**WHAT TO WORK ON:**
Gather up every line that includes the string "TURF".

+++

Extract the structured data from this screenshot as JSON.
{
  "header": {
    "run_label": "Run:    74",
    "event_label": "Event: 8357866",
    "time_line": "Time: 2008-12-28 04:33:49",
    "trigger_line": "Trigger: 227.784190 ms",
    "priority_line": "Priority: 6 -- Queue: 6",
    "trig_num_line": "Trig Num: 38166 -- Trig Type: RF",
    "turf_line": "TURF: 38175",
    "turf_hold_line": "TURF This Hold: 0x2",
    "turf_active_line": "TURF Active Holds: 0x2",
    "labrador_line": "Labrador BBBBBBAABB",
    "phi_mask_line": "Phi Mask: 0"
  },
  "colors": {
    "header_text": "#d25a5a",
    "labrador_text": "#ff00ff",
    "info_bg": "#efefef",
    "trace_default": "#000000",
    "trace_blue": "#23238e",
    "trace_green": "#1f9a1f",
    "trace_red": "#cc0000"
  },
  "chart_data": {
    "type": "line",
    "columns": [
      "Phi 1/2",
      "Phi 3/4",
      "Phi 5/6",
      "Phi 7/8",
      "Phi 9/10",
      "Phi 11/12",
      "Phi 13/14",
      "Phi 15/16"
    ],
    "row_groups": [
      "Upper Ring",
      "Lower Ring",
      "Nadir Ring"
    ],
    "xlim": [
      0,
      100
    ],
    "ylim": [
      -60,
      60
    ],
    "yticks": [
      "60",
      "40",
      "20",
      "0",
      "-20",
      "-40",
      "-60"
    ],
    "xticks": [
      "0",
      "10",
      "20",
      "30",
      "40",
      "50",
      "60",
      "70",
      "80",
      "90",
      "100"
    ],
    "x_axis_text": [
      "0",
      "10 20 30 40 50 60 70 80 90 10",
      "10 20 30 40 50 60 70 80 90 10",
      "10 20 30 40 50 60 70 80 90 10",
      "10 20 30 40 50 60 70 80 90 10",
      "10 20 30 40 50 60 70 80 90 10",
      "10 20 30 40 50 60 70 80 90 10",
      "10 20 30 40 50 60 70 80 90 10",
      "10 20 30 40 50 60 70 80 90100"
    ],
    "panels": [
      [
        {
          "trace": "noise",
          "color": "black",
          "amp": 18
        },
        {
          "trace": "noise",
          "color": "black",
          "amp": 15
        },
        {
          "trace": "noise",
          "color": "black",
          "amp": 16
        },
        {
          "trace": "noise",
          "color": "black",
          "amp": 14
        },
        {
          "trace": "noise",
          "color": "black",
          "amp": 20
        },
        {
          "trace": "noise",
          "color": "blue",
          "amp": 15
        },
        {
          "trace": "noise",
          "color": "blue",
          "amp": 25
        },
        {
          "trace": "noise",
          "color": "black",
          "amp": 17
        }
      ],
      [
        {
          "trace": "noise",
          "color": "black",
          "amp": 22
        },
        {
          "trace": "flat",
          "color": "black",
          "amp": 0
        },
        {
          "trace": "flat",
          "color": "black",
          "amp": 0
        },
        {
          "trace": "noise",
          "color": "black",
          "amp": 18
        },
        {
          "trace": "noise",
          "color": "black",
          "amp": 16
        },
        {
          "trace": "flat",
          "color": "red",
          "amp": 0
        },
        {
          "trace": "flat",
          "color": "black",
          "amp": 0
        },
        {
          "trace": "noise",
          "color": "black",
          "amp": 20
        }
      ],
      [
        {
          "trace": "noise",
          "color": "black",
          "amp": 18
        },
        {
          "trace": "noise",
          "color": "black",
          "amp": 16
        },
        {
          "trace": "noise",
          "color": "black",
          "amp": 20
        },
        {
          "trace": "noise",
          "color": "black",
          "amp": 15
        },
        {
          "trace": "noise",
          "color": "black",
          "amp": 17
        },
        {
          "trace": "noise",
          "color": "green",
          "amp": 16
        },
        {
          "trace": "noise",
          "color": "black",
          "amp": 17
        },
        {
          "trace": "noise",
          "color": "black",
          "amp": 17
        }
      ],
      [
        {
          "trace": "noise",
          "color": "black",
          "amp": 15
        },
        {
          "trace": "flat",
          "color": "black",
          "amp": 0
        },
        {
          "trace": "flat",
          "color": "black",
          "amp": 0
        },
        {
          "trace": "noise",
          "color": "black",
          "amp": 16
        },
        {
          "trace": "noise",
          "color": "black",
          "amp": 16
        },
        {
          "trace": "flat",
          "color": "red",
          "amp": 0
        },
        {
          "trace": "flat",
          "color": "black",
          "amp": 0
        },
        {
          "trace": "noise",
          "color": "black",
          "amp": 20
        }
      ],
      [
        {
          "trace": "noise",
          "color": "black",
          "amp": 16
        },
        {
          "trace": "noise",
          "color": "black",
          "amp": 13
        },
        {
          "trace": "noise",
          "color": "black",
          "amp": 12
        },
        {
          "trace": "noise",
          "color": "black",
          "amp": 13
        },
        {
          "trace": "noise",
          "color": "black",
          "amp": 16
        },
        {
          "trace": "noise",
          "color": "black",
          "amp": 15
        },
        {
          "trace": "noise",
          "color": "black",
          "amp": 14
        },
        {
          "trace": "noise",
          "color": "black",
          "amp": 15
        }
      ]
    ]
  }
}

+++

**SOLUTION FOR THIS PROBLEM:**
    "turf_line": "TURF: 38175",
    "turf_hold_line": "TURF This Hold: 0x2",
    "turf_active_line": "TURF Active Holds: 0x2",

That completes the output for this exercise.